• **Task brief**
Which lines of the records contain "this"? Collect every one of them.

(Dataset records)
________________________
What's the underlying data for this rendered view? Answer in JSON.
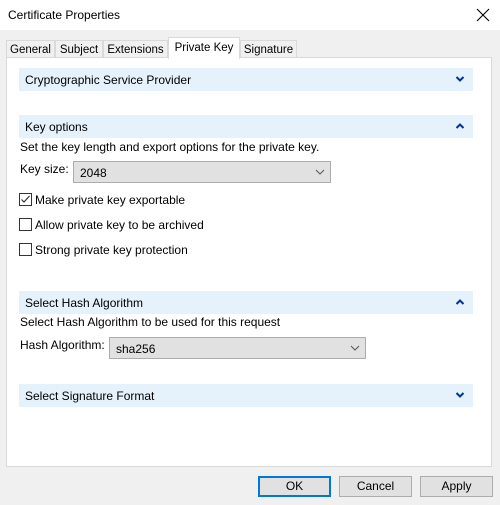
{
  "window": {
    "title": "Certificate Properties",
    "close_icon": "close-icon"
  },
  "tabs": [
    {
      "label": "General",
      "active": false
    },
    {
      "label": "Subject",
      "active": false
    },
    {
      "label": "Extensions",
      "active": false
    },
    {
      "label": "Private Key",
      "active": true
    },
    {
      "label": "Signature",
      "active": false
    }
  ],
  "sections": {
    "csp": {
      "title": "Cryptographic Service Provider",
      "expanded": false
    },
    "key_options": {
      "title": "Key options",
      "expanded": true,
      "description": "Set the key length and export options for the private key.",
      "key_size_label": "Key size:",
      "key_size_value": "2048",
      "checkboxes": [
        {
          "label": "Make private key exportable",
          "checked": true
        },
        {
          "label": "Allow private key to be archived",
          "checked": false
        },
        {
          "label": "Strong private key protection",
          "checked": false
        }
      ]
    },
    "hash": {
      "title": "Select Hash Algorithm",
      "expanded": true,
      "description": "Select Hash Algorithm to be used for this request",
      "label": "Hash Algorithm:",
      "value": "sha256"
    },
    "signature_format": {
      "title": "Select Signature Format",
      "expanded": false
    }
  },
  "buttons": {
    "ok": "OK",
    "cancel": "Cancel",
    "apply": "Apply"
  },
  "colors": {
    "section_header_bg": "#e5f1fb",
    "chevron": "#003399",
    "default_button_border": "#0078d7"
  }
}
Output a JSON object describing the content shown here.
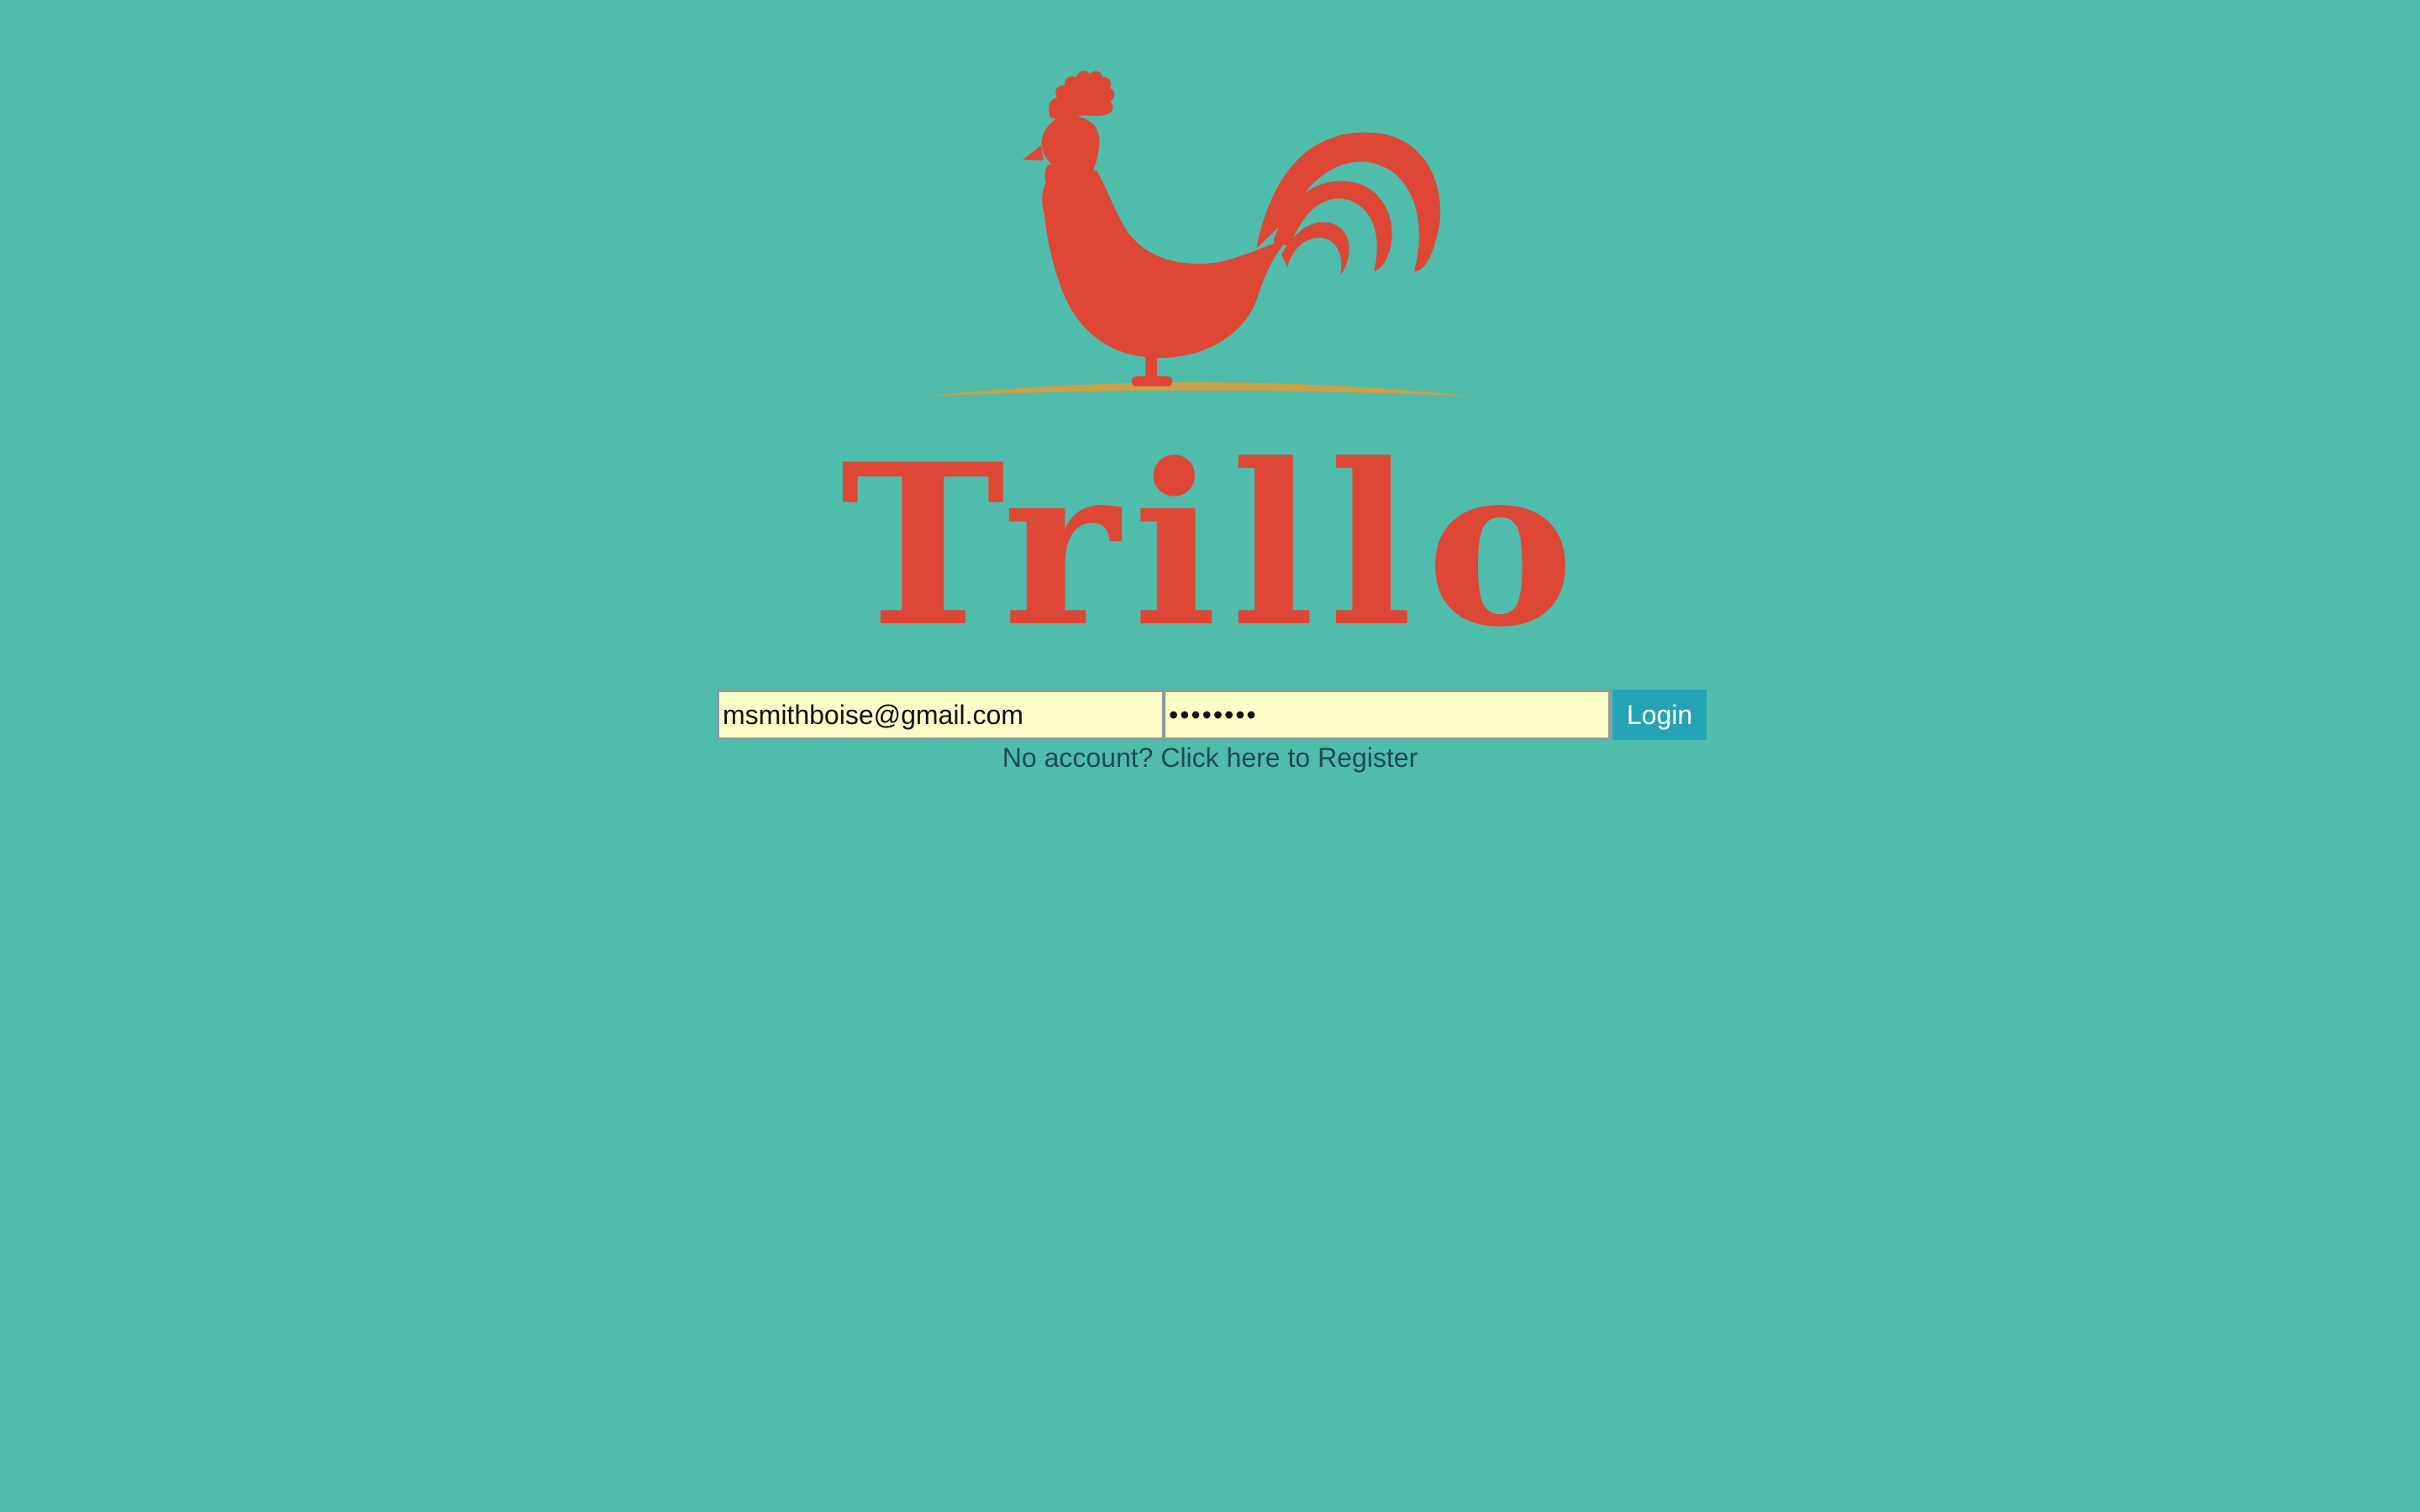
________________________
• **Worked answer**
What's the underlying data for this rendered view? Answer in JSON.
      "description": "Select Hash Algorithm to be used for this request",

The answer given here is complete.